#### Task prompt
All of the records below must be output exactly, with no pictures carried over.

----------

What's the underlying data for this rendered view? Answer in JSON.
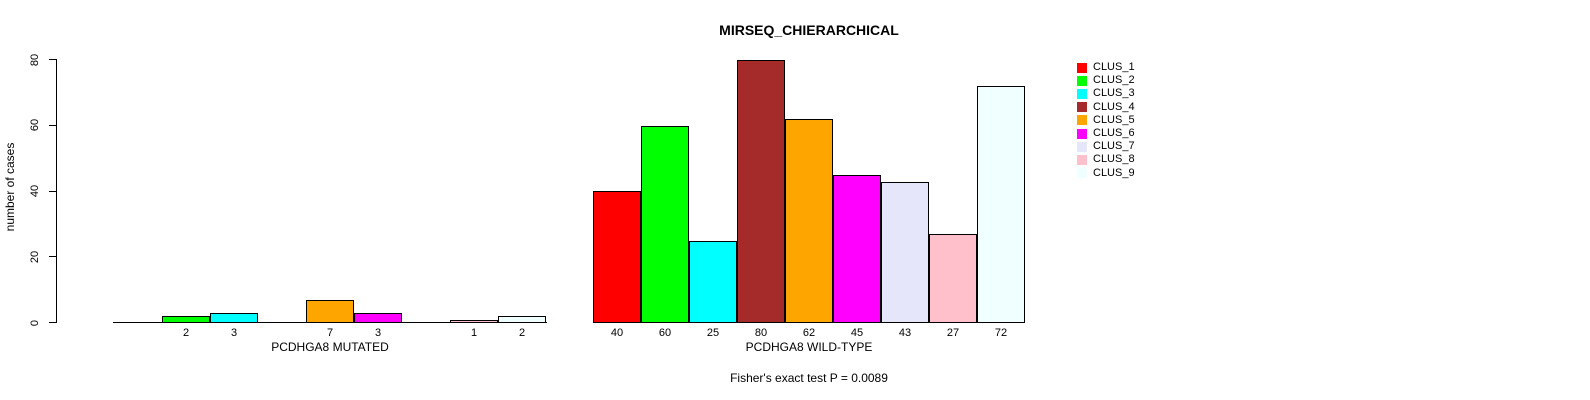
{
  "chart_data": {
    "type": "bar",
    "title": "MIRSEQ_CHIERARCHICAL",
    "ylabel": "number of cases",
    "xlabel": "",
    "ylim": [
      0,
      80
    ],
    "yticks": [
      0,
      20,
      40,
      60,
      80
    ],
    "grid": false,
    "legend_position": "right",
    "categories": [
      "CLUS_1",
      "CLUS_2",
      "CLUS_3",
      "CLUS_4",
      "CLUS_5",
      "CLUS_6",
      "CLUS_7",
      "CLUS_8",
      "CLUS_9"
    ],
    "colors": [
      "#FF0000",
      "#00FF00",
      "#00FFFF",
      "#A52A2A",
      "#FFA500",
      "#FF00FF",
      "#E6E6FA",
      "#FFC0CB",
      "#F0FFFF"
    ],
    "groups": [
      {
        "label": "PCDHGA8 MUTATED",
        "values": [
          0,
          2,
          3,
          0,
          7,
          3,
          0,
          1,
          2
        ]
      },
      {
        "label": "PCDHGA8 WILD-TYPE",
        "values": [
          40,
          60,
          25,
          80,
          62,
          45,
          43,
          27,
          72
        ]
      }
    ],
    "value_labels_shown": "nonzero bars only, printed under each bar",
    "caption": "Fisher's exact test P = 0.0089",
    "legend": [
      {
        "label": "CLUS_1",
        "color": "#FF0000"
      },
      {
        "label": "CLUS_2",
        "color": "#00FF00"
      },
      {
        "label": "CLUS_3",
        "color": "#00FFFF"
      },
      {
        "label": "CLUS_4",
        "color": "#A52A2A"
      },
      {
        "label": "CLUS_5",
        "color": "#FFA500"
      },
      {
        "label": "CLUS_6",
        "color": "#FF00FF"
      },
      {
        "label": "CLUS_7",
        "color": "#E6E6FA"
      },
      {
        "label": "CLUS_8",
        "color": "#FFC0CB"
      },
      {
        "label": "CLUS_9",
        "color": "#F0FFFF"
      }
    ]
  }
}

----------

#### Worked answer
What's the underlying data for this rendered view? Answer in JSON.
{
  "chart_data": {
    "type": "bar",
    "title": "MIRSEQ_CHIERARCHICAL",
    "ylabel": "number of cases",
    "xlabel": "",
    "ylim": [
      0,
      80
    ],
    "yticks": [
      0,
      20,
      40,
      60,
      80
    ],
    "grid": false,
    "legend_position": "right",
    "categories": [
      "CLUS_1",
      "CLUS_2",
      "CLUS_3",
      "CLUS_4",
      "CLUS_5",
      "CLUS_6",
      "CLUS_7",
      "CLUS_8",
      "CLUS_9"
    ],
    "colors": [
      "#FF0000",
      "#00FF00",
      "#00FFFF",
      "#A52A2A",
      "#FFA500",
      "#FF00FF",
      "#E6E6FA",
      "#FFC0CB",
      "#F0FFFF"
    ],
    "groups": [
      {
        "label": "PCDHGA8 MUTATED",
        "values": [
          0,
          2,
          3,
          0,
          7,
          3,
          0,
          1,
          2
        ]
      },
      {
        "label": "PCDHGA8 WILD-TYPE",
        "values": [
          40,
          60,
          25,
          80,
          62,
          45,
          43,
          27,
          72
        ]
      }
    ],
    "value_labels_shown": "nonzero bars only, printed under each bar",
    "caption": "Fisher's exact test P = 0.0089",
    "legend": [
      {
        "label": "CLUS_1",
        "color": "#FF0000"
      },
      {
        "label": "CLUS_2",
        "color": "#00FF00"
      },
      {
        "label": "CLUS_3",
        "color": "#00FFFF"
      },
      {
        "label": "CLUS_4",
        "color": "#A52A2A"
      },
      {
        "label": "CLUS_5",
        "color": "#FFA500"
      },
      {
        "label": "CLUS_6",
        "color": "#FF00FF"
      },
      {
        "label": "CLUS_7",
        "color": "#E6E6FA"
      },
      {
        "label": "CLUS_8",
        "color": "#FFC0CB"
      },
      {
        "label": "CLUS_9",
        "color": "#F0FFFF"
      }
    ]
  }
}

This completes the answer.